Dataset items
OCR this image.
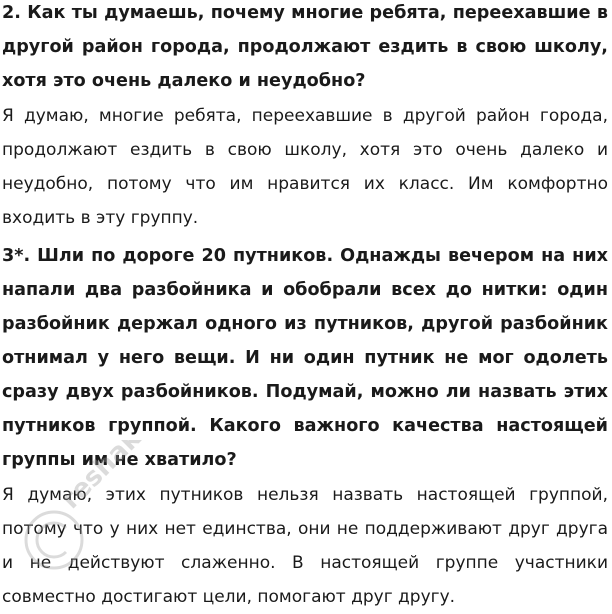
2. Как ты думаешь, почему многие ребята, переехавшие в другой район города, продолжают ездить в свою школу, хотя это очень далеко и неудобно?

Я думаю, многие ребята, переехавшие в другой район города, продолжают ездить в свою школу, хотя это очень далеко и неудобно, потому что им нравится их класс. Им комфортно входить в эту группу.

3*. Шли по дороге 20 путников. Однажды вечером на них напали два разбойника и обобрали всех до нитки: один разбойник держал одного из путников, другой разбойник отнимал у него вещи. И ни один путник не мог одолеть сразу двух разбойников. Подумай, можно ли назвать этих путников группой. Какого важного качества настоящей группы им не хватило?

Я думаю, этих путников нельзя назвать настоящей группой, потому что у них нет единства, они не поддерживают друг друга и не действуют слаженно. В настоящей группе участники совместно достигают цели, помогают друг другу.

reshak.ru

Requirements
Show all lines from the listing above in which "группой" appears.

The completed task
3*. Шли по дороге 20 путников. Однажды вечером на них напали два разбойника и обобрали всех до нитки: один разбойник держал одного из путников, другой разбойник отнимал у него вещи. И ни один путник не мог одолеть сразу двух разбойников. Подумай, можно ли назвать этих путников группой. Какого важного качества настоящей группы им не хватило?
Я думаю, этих путников нельзя назвать настоящей группой, потому что у них нет единства, они не поддерживают друг друга и не действуют слаженно. В настоящей группе участники совместно достигают цели, помогают друг другу.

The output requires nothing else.